GOAL -> Output each line of the material exactly as it stands.
------------------------------------------------------------------------
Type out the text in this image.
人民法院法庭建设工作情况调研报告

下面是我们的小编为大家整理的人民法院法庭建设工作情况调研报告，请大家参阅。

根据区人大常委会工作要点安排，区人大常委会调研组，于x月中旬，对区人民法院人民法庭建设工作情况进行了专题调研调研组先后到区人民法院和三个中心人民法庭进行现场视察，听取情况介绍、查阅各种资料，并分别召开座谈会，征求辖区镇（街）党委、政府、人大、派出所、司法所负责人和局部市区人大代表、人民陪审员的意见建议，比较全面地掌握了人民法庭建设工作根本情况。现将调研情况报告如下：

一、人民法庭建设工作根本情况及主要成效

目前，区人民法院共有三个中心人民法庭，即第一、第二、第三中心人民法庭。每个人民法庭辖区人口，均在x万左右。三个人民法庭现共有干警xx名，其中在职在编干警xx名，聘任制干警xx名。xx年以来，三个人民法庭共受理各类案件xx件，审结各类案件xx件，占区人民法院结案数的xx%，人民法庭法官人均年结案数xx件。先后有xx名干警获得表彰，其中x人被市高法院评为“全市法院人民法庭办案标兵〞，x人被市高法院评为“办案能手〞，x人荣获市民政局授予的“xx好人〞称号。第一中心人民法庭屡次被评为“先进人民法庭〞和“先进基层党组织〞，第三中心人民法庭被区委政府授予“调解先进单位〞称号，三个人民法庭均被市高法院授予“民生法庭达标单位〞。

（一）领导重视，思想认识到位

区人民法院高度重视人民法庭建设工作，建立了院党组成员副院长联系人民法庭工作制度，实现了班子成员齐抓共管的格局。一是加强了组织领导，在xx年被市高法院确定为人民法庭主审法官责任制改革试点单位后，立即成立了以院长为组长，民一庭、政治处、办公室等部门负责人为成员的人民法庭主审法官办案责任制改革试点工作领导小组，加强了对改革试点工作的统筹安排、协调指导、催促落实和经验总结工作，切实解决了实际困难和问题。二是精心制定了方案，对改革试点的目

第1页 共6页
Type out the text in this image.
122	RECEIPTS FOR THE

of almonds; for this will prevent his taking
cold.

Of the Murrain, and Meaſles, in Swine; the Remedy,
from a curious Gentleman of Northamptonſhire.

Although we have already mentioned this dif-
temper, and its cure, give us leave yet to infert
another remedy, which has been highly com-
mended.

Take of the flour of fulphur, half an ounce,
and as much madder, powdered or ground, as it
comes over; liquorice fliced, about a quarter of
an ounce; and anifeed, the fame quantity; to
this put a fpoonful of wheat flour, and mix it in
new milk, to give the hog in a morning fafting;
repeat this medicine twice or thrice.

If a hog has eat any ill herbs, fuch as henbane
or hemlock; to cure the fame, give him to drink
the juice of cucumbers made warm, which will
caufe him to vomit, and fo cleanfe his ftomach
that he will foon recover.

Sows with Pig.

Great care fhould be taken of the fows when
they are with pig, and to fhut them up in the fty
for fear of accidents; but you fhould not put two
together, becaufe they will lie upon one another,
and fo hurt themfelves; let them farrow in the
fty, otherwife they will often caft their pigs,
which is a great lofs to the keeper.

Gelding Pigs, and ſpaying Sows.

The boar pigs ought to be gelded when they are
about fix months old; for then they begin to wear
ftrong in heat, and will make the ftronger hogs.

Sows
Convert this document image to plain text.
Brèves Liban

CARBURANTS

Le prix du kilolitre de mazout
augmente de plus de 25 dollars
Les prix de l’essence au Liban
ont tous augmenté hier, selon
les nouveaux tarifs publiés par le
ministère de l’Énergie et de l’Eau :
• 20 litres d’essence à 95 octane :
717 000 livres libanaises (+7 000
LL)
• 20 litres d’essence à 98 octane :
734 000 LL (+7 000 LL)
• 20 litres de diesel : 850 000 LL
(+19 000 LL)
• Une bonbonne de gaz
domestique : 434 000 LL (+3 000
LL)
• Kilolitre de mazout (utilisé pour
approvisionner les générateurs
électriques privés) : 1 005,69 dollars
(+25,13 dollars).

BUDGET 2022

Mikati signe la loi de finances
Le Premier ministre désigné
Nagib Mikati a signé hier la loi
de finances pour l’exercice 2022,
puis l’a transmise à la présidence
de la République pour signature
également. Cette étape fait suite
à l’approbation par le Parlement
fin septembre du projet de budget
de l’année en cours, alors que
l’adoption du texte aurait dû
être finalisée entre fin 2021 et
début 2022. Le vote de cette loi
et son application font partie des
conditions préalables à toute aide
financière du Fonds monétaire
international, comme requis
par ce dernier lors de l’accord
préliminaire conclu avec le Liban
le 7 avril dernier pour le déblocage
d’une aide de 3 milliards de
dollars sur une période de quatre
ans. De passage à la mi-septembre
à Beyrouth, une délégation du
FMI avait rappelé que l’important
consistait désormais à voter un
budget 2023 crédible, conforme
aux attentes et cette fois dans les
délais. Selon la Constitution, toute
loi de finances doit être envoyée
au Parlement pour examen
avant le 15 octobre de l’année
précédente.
------------------------------------------------------------------------
SOLUTION TO THE EXERCISE ->
Type out the text in this image.
人民法院法庭建设工作情况调研报告

下面是我们的小编为大家整理的人民法院法庭建设工作情况调研报告，请大家参阅。

根据区人大常委会工作要点安排，区人大常委会调研组，于x月中旬，对区人民法院人民法庭建设工作情况进行了专题调研调研组先后到区人民法院和三个中心人民法庭进行现场视察，听取情况介绍、查阅各种资料，并分别召开座谈会，征求辖区镇（街）党委、政府、人大、派出所、司法所负责人和局部市区人大代表、人民陪审员的意见建议，比较全面地掌握了人民法庭建设工作根本情况。现将调研情况报告如下：

一、人民法庭建设工作根本情况及主要成效

目前，区人民法院共有三个中心人民法庭，即第一、第二、第三中心人民法庭。每个人民法庭辖区人口，均在x万左右。三个人民法庭现共有干警xx名，其中在职在编干警xx名，聘任制干警xx名。xx年以来，三个人民法庭共受理各类案件xx件，审结各类案件xx件，占区人民法院结案数的xx%，人民法庭法官人均年结案数xx件。先后有xx名干警获得表彰，其中x人被市高法院评为“全市法院人民法庭办案标兵〞，x人被市高法院评为“办案能手〞，x人荣获市民政局授予的“xx好人〞称号。第一中心人民法庭屡次被评为“先进人民法庭〞和“先进基层党组织〞，第三中心人民法庭被区委政府授予“调解先进单位〞称号，三个人民法庭均被市高法院授予“民生法庭达标单位〞。

（一）领导重视，思想认识到位

区人民法院高度重视人民法庭建设工作，建立了院党组成员副院长联系人民法庭工作制度，实现了班子成员齐抓共管的格局。一是加强了组织领导，在xx年被市高法院确定为人民法庭主审法官责任制改革试点单位后，立即成立了以院长为组长，民一庭、政治处、办公室等部门负责人为成员的人民法庭主审法官办案责任制改革试点工作领导小组，加强了对改革试点工作的统筹安排、协调指导、催促落实和经验总结工作，切实解决了实际困难和问题。二是精心制定了方案，对改革试点的目

第1页 共6页
Type out the text in this image.
122	RECEIPTS FOR THE

of almonds; for this will prevent his taking
cold.

Of the Murrain, and Meaſles, in Swine; the Remedy,
from a curious Gentleman of Northamptonſhire.

Although we have already mentioned this dif-
temper, and its cure, give us leave yet to infert
another remedy, which has been highly com-
mended.

Take of the flour of fulphur, half an ounce,
and as much madder, powdered or ground, as it
comes over; liquorice fliced, about a quarter of
an ounce; and anifeed, the fame quantity; to
this put a fpoonful of wheat flour, and mix it in
new milk, to give the hog in a morning fafting;
repeat this medicine twice or thrice.

If a hog has eat any ill herbs, fuch as henbane
or hemlock; to cure the fame, give him to drink
the juice of cucumbers made warm, which will
caufe him to vomit, and fo cleanfe his ftomach
that he will foon recover.

Sows with Pig.

Great care fhould be taken of the fows when
they are with pig, and to fhut them up in the fty
for fear of accidents; but you fhould not put two
together, becaufe they will lie upon one another,
and fo hurt themfelves; let them farrow in the
fty, otherwife they will often caft their pigs,
which is a great lofs to the keeper.

Gelding Pigs, and ſpaying Sows.

The boar pigs ought to be gelded when they are
about fix months old; for then they begin to wear
ftrong in heat, and will make the ftronger hogs.

Sows
Convert this document image to plain text.
Brèves Liban

CARBURANTS

Le prix du kilolitre de mazout
augmente de plus de 25 dollars
Les prix de l’essence au Liban
ont tous augmenté hier, selon
les nouveaux tarifs publiés par le
ministère de l’Énergie et de l’Eau :
• 20 litres d’essence à 95 octane :
717 000 livres libanaises (+7 000
LL)
• 20 litres d’essence à 98 octane :
734 000 LL (+7 000 LL)
• 20 litres de diesel : 850 000 LL
(+19 000 LL)
• Une bonbonne de gaz
domestique : 434 000 LL (+3 000
LL)
• Kilolitre de mazout (utilisé pour
approvisionner les générateurs
électriques privés) : 1 005,69 dollars
(+25,13 dollars).

BUDGET 2022

Mikati signe la loi de finances
Le Premier ministre désigné
Nagib Mikati a signé hier la loi
de finances pour l’exercice 2022,
puis l’a transmise à la présidence
de la République pour signature
également. Cette étape fait suite
à l’approbation par le Parlement
fin septembre du projet de budget
de l’année en cours, alors que
l’adoption du texte aurait dû
être finalisée entre fin 2021 et
début 2022. Le vote de cette loi
et son application font partie des
conditions préalables à toute aide
financière du Fonds monétaire
international, comme requis
par ce dernier lors de l’accord
préliminaire conclu avec le Liban
le 7 avril dernier pour le déblocage
d’une aide de 3 milliards de
dollars sur une période de quatre
ans. De passage à la mi-septembre
à Beyrouth, une délégation du
FMI avait rappelé que l’important
consistait désormais à voter un
budget 2023 crédible, conforme
aux attentes et cette fois dans les
délais. Selon la Constitution, toute
loi de finances doit être envoyée
au Parlement pour examen
avant le 15 octobre de l’année
précédente.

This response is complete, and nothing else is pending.